====== Data extract
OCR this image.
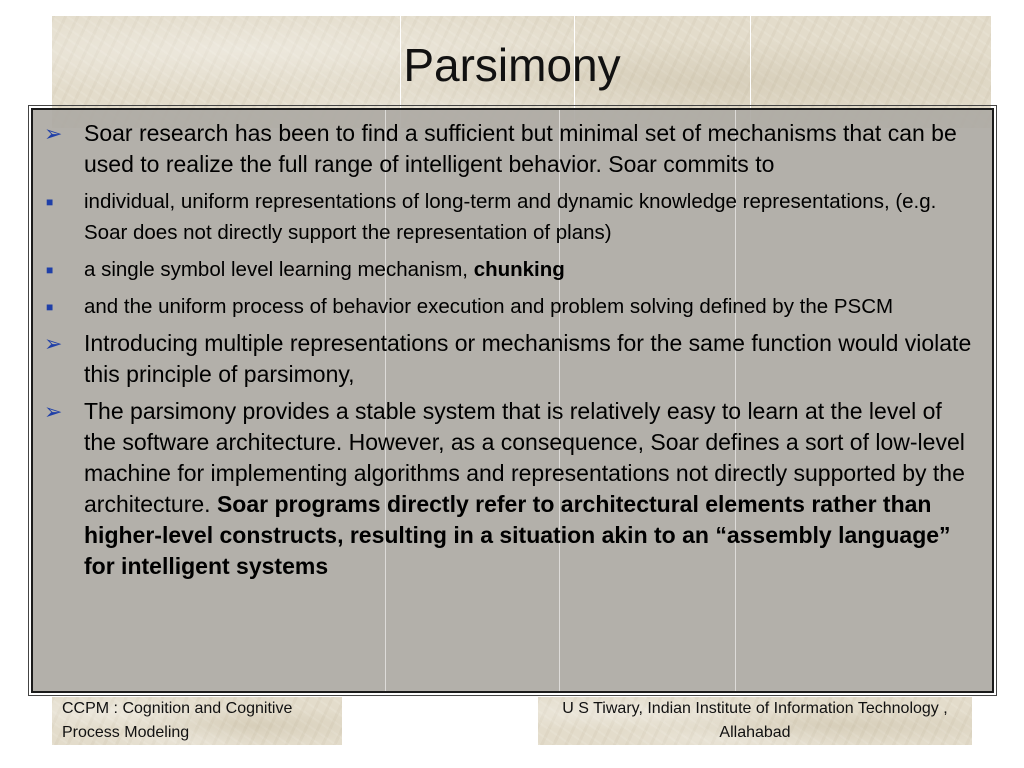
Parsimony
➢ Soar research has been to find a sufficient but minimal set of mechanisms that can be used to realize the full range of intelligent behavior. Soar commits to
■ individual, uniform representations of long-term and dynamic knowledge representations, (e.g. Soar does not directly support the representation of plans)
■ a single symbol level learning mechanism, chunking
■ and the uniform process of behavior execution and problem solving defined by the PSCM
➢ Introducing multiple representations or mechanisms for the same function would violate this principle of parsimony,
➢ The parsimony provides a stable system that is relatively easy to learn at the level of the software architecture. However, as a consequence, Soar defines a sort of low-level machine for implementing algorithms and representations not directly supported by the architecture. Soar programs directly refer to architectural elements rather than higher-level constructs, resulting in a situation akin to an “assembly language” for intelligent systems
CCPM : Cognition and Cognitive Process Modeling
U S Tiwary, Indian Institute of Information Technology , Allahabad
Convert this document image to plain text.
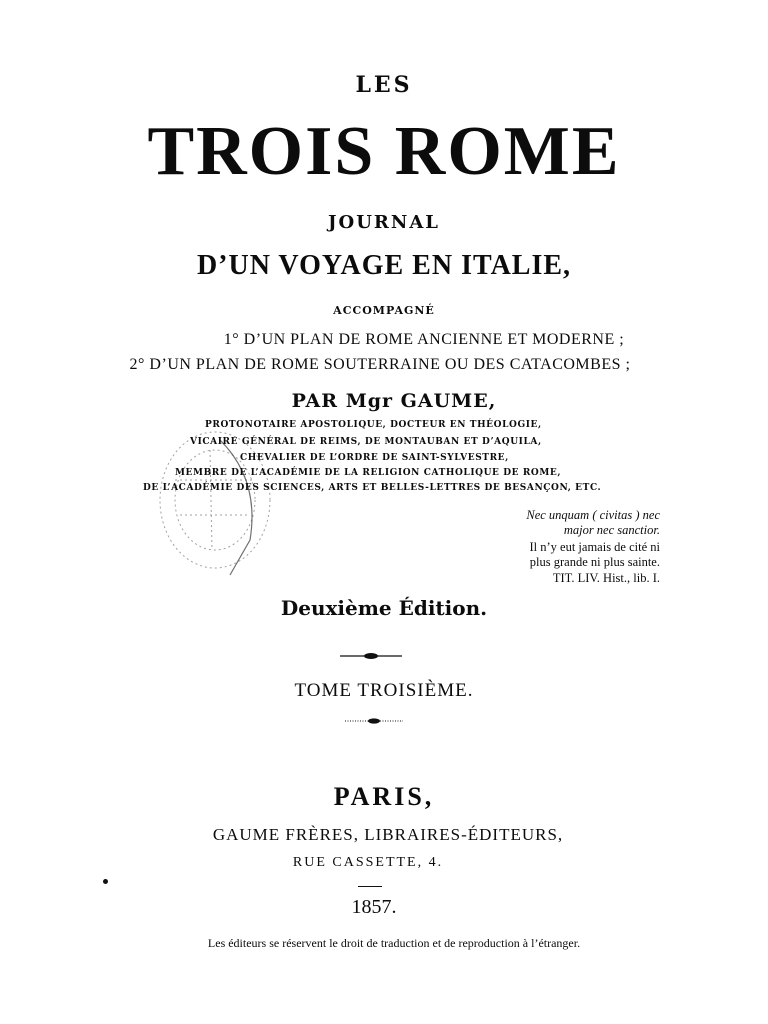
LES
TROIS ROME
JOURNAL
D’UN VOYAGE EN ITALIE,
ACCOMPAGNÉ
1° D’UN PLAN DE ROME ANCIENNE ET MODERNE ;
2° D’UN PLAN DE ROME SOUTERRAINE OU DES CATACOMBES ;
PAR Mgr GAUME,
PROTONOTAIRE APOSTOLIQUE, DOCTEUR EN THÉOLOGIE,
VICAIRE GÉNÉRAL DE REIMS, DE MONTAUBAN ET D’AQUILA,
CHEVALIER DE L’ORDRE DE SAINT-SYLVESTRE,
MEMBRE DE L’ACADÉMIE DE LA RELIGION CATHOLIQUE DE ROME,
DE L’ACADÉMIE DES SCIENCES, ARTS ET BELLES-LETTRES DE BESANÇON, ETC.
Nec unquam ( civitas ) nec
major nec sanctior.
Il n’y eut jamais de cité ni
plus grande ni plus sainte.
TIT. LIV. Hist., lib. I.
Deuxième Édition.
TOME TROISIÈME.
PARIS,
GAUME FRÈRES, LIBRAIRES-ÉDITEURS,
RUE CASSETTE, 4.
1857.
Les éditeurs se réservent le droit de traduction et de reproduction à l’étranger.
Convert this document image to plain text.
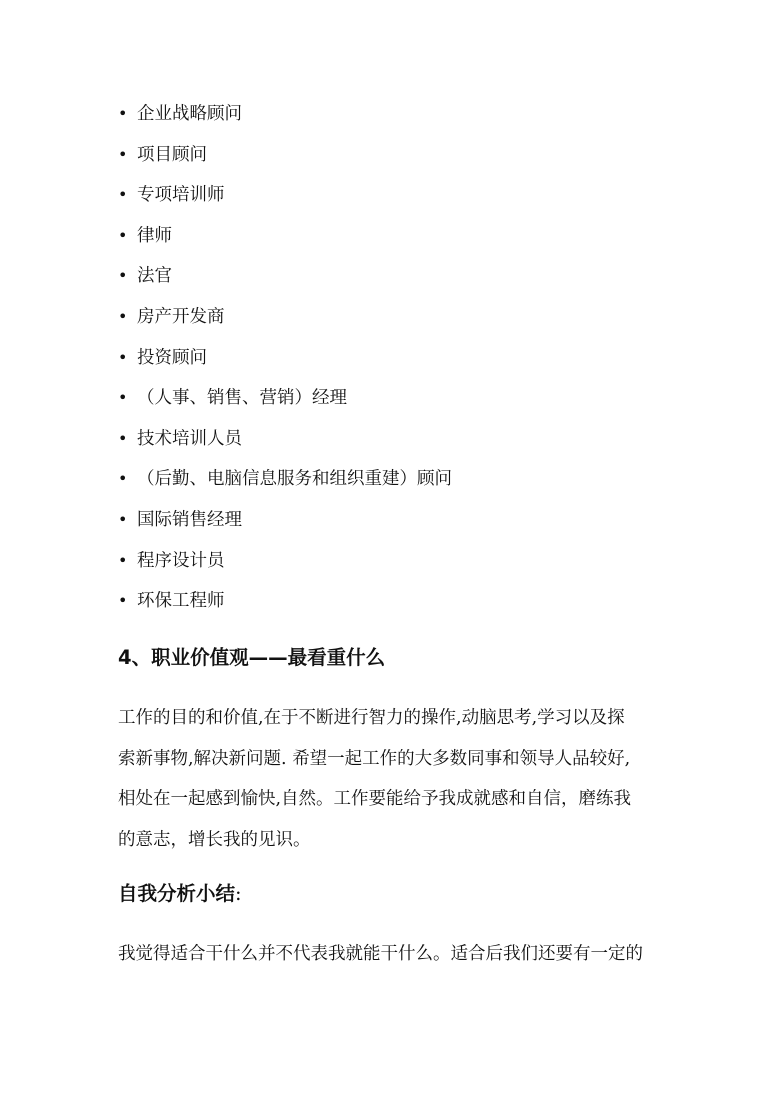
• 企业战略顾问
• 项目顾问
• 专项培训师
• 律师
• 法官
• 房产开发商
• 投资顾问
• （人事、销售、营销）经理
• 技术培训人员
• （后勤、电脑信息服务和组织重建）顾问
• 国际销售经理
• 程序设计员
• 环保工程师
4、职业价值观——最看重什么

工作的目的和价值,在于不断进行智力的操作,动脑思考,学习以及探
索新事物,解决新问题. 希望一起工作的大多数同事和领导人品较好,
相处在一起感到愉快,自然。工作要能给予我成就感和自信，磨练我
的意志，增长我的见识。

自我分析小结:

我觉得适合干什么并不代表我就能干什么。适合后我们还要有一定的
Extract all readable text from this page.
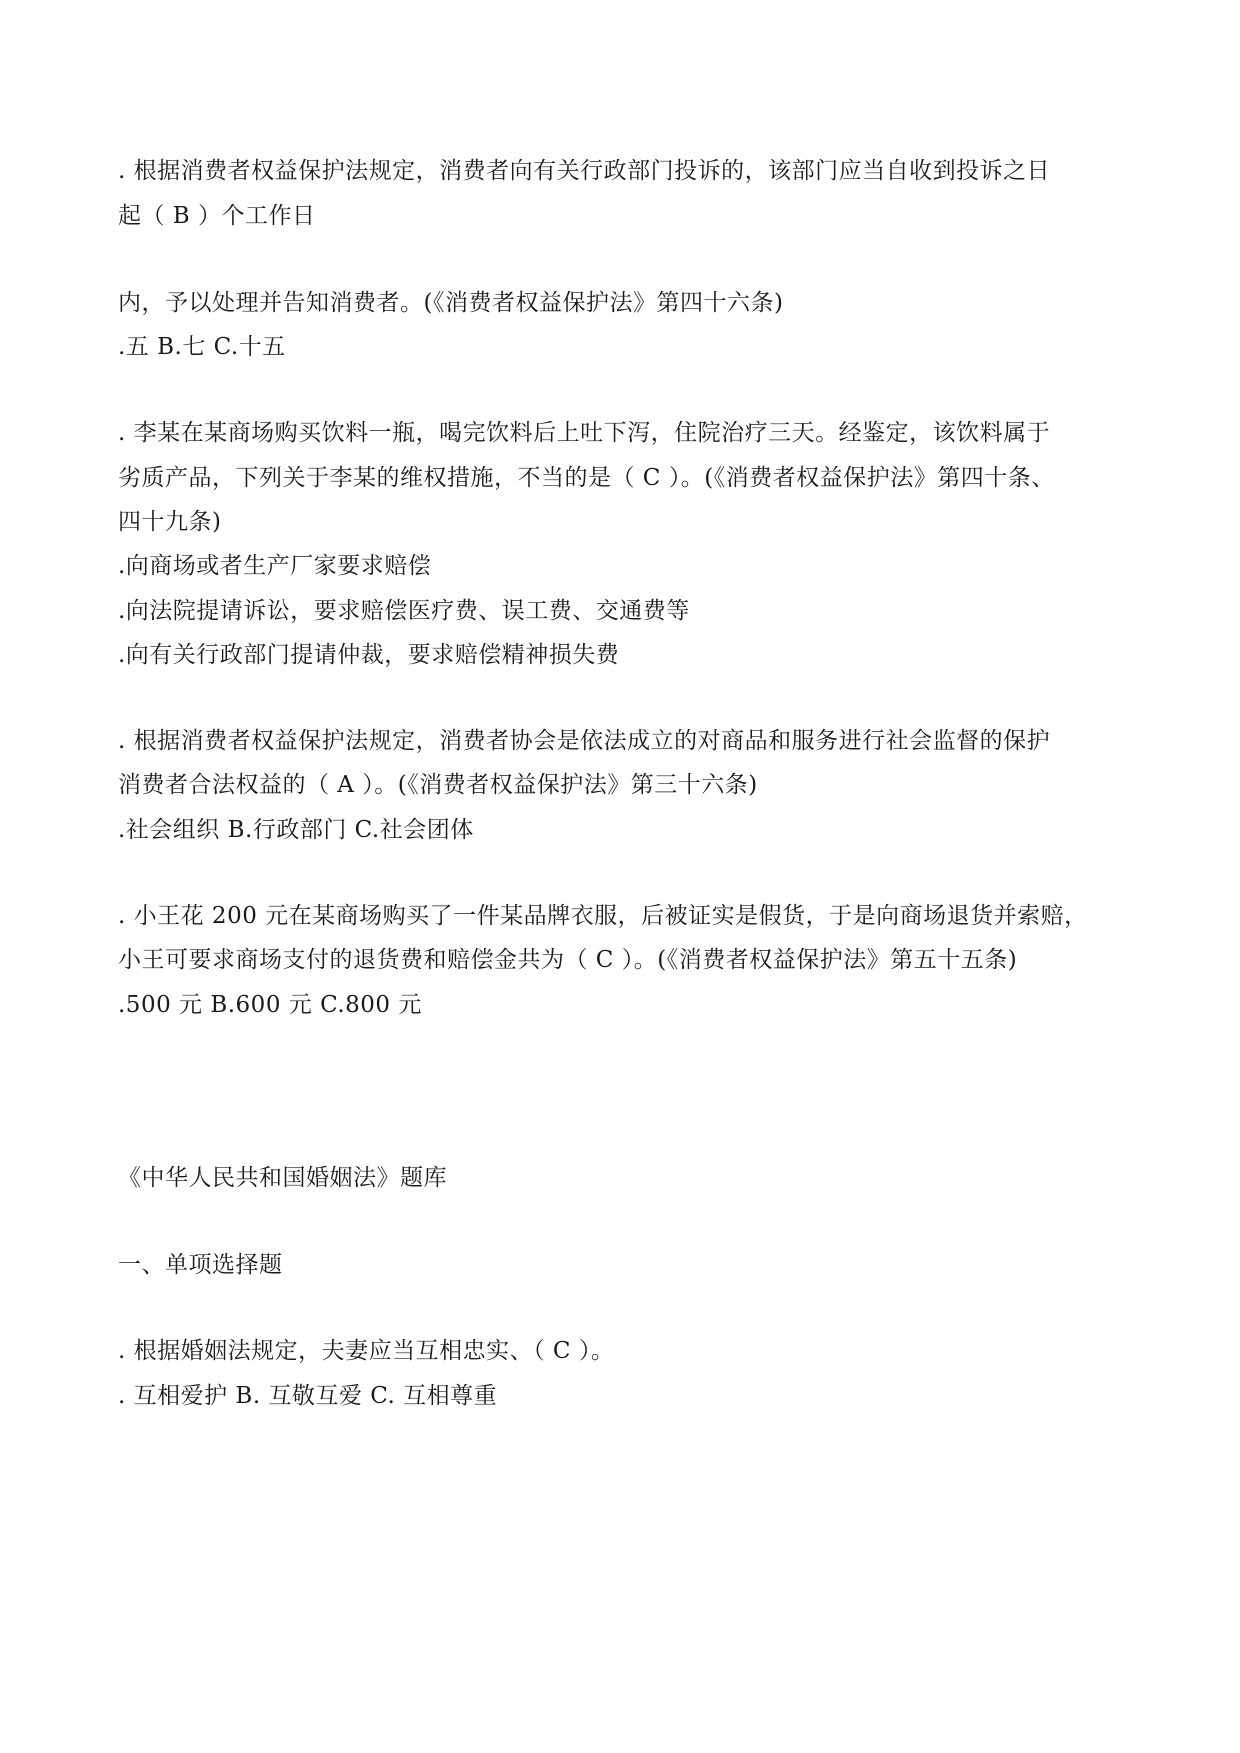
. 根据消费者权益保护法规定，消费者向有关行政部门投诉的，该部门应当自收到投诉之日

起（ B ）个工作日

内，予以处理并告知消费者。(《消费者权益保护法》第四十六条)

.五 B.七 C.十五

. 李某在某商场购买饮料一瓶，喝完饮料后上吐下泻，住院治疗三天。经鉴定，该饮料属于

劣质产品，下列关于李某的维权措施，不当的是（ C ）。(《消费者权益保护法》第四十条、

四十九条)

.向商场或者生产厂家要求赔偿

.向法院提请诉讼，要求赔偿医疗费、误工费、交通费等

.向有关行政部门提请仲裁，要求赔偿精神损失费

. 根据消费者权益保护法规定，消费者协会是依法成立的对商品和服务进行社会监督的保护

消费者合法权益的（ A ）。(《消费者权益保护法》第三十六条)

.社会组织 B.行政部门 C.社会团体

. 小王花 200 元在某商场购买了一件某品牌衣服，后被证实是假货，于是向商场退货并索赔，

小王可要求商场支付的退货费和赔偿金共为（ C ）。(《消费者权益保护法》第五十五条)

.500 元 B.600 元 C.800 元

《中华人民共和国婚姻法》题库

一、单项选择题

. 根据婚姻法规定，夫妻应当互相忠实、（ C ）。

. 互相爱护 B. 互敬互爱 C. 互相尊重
============
▸ **Requirements**:
Replicate the material above verbatim; images stay out of the copy.

▸ **Solution below**:
OCR this image.
Parsimony
➢ Soar research has been to find a sufficient but minimal set of mechanisms that can be used to realize the full range of intelligent behavior. Soar commits to
■ individual, uniform representations of long-term and dynamic knowledge representations, (e.g. Soar does not directly support the representation of plans)
■ a single symbol level learning mechanism, chunking
■ and the uniform process of behavior execution and problem solving defined by the PSCM
➢ Introducing multiple representations or mechanisms for the same function would violate this principle of parsimony,
➢ The parsimony provides a stable system that is relatively easy to learn at the level of the software architecture. However, as a consequence, Soar defines a sort of low-level machine for implementing algorithms and representations not directly supported by the architecture. Soar programs directly refer to architectural elements rather than higher-level constructs, resulting in a situation akin to an “assembly language” for intelligent systems
CCPM : Cognition and Cognitive Process Modeling
U S Tiwary, Indian Institute of Information Technology , Allahabad
Convert this document image to plain text.
LES
TROIS ROME
JOURNAL
D’UN VOYAGE EN ITALIE,
ACCOMPAGNÉ
1° D’UN PLAN DE ROME ANCIENNE ET MODERNE ;
2° D’UN PLAN DE ROME SOUTERRAINE OU DES CATACOMBES ;
PAR Mgr GAUME,
PROTONOTAIRE APOSTOLIQUE, DOCTEUR EN THÉOLOGIE,
VICAIRE GÉNÉRAL DE REIMS, DE MONTAUBAN ET D’AQUILA,
CHEVALIER DE L’ORDRE DE SAINT-SYLVESTRE,
MEMBRE DE L’ACADÉMIE DE LA RELIGION CATHOLIQUE DE ROME,
DE L’ACADÉMIE DES SCIENCES, ARTS ET BELLES-LETTRES DE BESANÇON, ETC.
Nec unquam ( civitas ) nec
major nec sanctior.
Il n’y eut jamais de cité ni
plus grande ni plus sainte.
TIT. LIV. Hist., lib. I.
Deuxième Édition.
TOME TROISIÈME.
PARIS,
GAUME FRÈRES, LIBRAIRES-ÉDITEURS,
RUE CASSETTE, 4.
1857.
Les éditeurs se réservent le droit de traduction et de reproduction à l’étranger.
Convert this document image to plain text.
• 企业战略顾问
• 项目顾问
• 专项培训师
• 律师
• 法官
• 房产开发商
• 投资顾问
• （人事、销售、营销）经理
• 技术培训人员
• （后勤、电脑信息服务和组织重建）顾问
• 国际销售经理
• 程序设计员
• 环保工程师
4、职业价值观——最看重什么

工作的目的和价值,在于不断进行智力的操作,动脑思考,学习以及探
索新事物,解决新问题. 希望一起工作的大多数同事和领导人品较好,
相处在一起感到愉快,自然。工作要能给予我成就感和自信，磨练我
的意志，增长我的见识。

自我分析小结:

我觉得适合干什么并不代表我就能干什么。适合后我们还要有一定的
Extract all readable text from this page.
. 根据消费者权益保护法规定，消费者向有关行政部门投诉的，该部门应当自收到投诉之日

起（ B ）个工作日

内，予以处理并告知消费者。(《消费者权益保护法》第四十六条)

.五 B.七 C.十五

. 李某在某商场购买饮料一瓶，喝完饮料后上吐下泻，住院治疗三天。经鉴定，该饮料属于

劣质产品，下列关于李某的维权措施，不当的是（ C ）。(《消费者权益保护法》第四十条、

四十九条)

.向商场或者生产厂家要求赔偿

.向法院提请诉讼，要求赔偿医疗费、误工费、交通费等

.向有关行政部门提请仲裁，要求赔偿精神损失费

. 根据消费者权益保护法规定，消费者协会是依法成立的对商品和服务进行社会监督的保护

消费者合法权益的（ A ）。(《消费者权益保护法》第三十六条)

.社会组织 B.行政部门 C.社会团体

. 小王花 200 元在某商场购买了一件某品牌衣服，后被证实是假货，于是向商场退货并索赔，

小王可要求商场支付的退货费和赔偿金共为（ C ）。(《消费者权益保护法》第五十五条)

.500 元 B.600 元 C.800 元

《中华人民共和国婚姻法》题库

一、单项选择题

. 根据婚姻法规定，夫妻应当互相忠实、（ C ）。

. 互相爱护 B. 互敬互爱 C. 互相尊重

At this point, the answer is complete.